● THE TASK
Wherever the word "JSON" appears in a line, copy that line.

● DATA ROWS
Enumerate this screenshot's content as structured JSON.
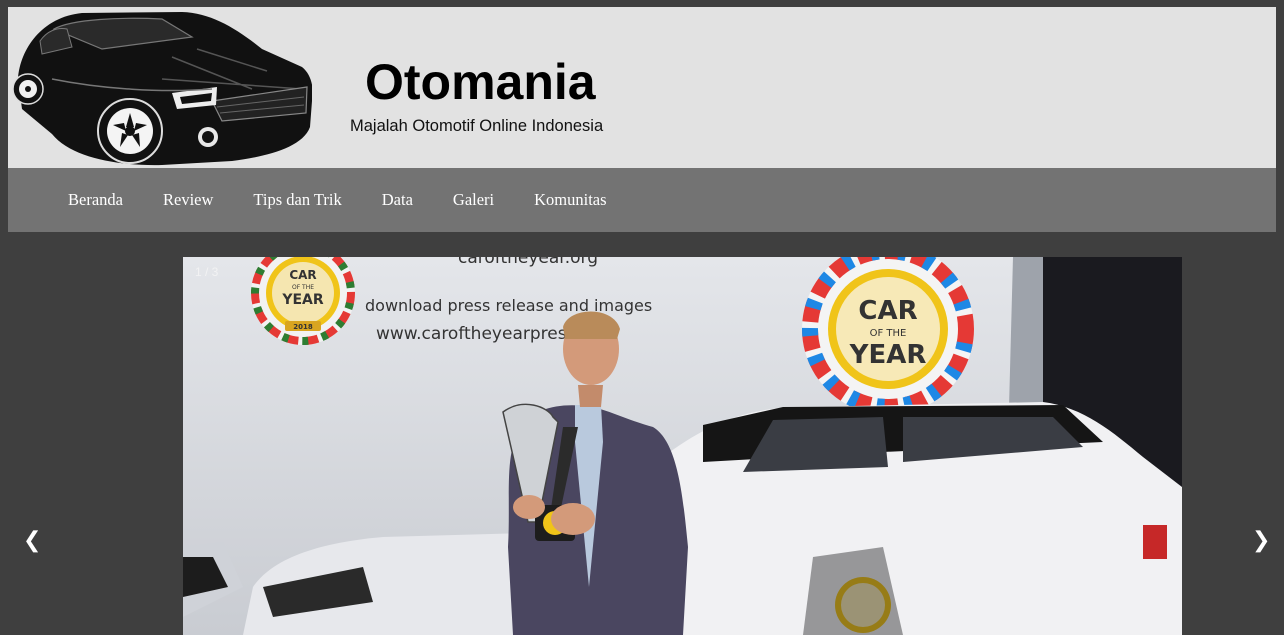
{
  "site": {
    "title": "Otomania",
    "tagline": "Majalah Otomotif Online Indonesia",
    "logo_icon": "sports-car-silhouette-icon"
  },
  "nav": {
    "items": [
      {
        "label": "Beranda"
      },
      {
        "label": "Review"
      },
      {
        "label": "Tips dan Trik"
      },
      {
        "label": "Data"
      },
      {
        "label": "Galeri"
      },
      {
        "label": "Komunitas"
      }
    ]
  },
  "slideshow": {
    "counter": "1 / 3",
    "prev_label": "❮",
    "next_label": "❯",
    "image": {
      "banner_line1": "download press release and images",
      "banner_line2": "www.caroftheyearpress.org",
      "banner_top": "caroftheyear.org",
      "badge_line1": "CAR",
      "badge_line2": "OF THE",
      "badge_line3": "YEAR",
      "badge_year": "2018"
    }
  },
  "colors": {
    "page_bg": "#3f3f3f",
    "header_bg": "#e2e2e2",
    "nav_bg": "#737373",
    "nav_text": "#ffffff"
  }
}
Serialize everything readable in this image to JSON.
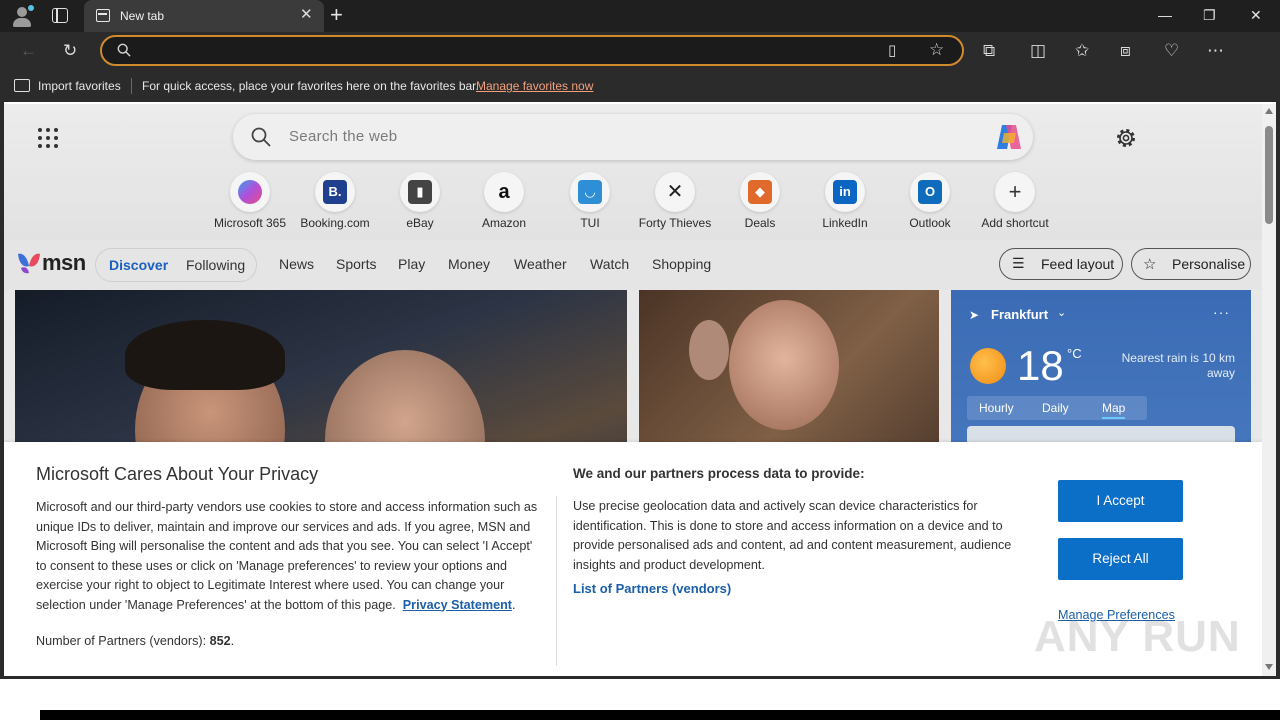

● THE COMPLETED TASK
Enumerate this screenshot's content as structured JSON.
Serialize everything readable in this image to JSON.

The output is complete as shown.